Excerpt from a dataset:
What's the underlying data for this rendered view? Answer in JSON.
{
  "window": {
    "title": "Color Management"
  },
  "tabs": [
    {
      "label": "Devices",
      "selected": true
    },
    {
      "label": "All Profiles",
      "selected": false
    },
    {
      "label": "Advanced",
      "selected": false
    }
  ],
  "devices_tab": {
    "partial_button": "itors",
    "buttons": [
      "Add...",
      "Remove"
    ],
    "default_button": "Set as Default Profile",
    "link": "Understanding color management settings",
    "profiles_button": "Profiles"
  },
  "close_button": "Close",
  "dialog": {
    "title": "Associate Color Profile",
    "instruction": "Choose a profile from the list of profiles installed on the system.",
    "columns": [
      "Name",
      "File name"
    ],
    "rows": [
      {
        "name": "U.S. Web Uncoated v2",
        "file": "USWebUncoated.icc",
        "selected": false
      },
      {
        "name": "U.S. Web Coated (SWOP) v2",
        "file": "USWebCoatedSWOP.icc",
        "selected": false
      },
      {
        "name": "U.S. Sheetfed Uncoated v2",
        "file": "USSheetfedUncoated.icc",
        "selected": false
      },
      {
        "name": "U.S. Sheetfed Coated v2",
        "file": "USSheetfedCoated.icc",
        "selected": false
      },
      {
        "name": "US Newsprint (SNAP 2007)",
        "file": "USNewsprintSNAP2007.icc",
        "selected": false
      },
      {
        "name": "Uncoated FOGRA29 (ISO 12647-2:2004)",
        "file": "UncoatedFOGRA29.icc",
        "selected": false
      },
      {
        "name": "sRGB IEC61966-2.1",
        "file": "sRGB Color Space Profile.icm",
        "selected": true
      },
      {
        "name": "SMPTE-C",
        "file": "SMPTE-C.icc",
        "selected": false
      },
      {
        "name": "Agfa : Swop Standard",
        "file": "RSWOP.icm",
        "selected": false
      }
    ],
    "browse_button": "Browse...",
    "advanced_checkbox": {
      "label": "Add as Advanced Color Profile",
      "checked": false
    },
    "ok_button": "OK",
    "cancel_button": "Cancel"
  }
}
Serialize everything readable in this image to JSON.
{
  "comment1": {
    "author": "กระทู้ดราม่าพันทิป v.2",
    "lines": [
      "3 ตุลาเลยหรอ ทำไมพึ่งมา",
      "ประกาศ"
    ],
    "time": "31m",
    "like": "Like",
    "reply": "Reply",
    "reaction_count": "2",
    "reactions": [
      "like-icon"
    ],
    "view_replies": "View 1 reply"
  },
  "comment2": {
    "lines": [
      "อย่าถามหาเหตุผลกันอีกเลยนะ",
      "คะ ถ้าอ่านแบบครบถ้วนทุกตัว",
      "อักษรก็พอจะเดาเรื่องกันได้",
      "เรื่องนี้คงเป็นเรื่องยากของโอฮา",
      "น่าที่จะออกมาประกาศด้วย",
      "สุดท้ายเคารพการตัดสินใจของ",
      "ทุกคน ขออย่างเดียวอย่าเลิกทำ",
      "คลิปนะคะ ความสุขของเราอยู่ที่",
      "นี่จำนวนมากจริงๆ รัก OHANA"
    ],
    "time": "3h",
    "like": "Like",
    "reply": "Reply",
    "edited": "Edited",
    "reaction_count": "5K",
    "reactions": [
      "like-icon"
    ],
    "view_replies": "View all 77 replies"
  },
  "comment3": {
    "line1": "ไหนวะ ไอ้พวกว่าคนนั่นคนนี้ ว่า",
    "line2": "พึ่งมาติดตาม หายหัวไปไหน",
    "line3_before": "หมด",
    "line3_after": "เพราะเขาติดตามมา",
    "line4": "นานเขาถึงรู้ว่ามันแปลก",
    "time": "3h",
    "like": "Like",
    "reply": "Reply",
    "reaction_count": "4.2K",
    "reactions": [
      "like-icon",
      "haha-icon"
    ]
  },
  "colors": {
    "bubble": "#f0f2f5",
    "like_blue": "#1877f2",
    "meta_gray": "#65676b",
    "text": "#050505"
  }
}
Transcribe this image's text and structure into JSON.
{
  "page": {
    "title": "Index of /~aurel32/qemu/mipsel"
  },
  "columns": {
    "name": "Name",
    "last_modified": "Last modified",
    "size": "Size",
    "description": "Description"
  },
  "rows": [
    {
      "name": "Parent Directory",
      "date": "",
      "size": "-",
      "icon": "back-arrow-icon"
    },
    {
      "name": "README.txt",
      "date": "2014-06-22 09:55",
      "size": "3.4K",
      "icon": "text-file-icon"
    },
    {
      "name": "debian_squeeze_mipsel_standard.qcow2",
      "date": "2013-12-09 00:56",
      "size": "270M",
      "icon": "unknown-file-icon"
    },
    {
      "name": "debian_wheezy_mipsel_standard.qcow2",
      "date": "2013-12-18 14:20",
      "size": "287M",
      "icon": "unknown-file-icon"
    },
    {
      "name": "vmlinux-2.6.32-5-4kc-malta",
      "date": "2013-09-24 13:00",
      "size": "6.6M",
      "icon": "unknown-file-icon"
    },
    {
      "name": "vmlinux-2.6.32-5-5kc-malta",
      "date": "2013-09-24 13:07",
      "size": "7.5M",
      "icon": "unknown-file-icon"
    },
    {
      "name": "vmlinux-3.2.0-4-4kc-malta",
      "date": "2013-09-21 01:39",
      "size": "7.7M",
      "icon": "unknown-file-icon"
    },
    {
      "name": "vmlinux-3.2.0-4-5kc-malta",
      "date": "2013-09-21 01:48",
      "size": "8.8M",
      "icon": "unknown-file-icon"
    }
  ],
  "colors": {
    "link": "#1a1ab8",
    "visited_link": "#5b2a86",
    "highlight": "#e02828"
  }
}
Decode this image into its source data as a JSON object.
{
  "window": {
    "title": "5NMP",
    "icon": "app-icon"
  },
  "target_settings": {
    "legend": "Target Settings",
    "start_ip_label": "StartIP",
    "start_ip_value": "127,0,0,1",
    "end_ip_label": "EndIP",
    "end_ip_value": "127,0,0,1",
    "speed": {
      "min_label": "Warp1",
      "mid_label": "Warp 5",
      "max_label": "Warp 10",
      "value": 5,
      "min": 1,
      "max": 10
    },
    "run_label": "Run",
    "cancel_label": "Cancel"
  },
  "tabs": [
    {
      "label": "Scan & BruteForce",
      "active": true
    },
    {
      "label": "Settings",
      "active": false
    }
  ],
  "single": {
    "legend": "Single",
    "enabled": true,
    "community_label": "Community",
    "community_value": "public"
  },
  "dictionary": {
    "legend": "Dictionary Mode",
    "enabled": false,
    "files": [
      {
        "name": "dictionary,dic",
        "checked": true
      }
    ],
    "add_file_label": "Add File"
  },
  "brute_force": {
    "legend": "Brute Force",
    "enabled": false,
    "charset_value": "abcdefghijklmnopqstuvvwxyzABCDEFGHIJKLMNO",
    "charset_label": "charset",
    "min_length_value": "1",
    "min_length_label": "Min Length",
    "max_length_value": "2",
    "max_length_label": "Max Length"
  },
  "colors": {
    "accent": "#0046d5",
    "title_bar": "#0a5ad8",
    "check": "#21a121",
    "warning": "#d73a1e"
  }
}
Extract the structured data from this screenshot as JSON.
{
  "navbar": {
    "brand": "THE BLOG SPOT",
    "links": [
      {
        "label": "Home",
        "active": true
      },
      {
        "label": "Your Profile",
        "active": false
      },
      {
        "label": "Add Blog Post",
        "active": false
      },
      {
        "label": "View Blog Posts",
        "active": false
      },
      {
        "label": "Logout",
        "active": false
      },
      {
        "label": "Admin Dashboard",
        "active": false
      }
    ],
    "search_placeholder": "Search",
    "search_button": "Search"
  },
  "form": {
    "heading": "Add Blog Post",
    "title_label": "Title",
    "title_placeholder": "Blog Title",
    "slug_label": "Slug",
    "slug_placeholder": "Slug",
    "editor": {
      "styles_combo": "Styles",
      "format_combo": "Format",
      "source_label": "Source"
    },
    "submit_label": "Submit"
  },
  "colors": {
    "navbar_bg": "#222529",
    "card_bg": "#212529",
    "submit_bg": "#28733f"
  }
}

**DESCRIPTION OF THE TASK**:
Show the lines that mention the word "Slug".

**RESPONSE TO THE TASK**:
    "slug_label": "Slug",
    "slug_placeholder": "Slug",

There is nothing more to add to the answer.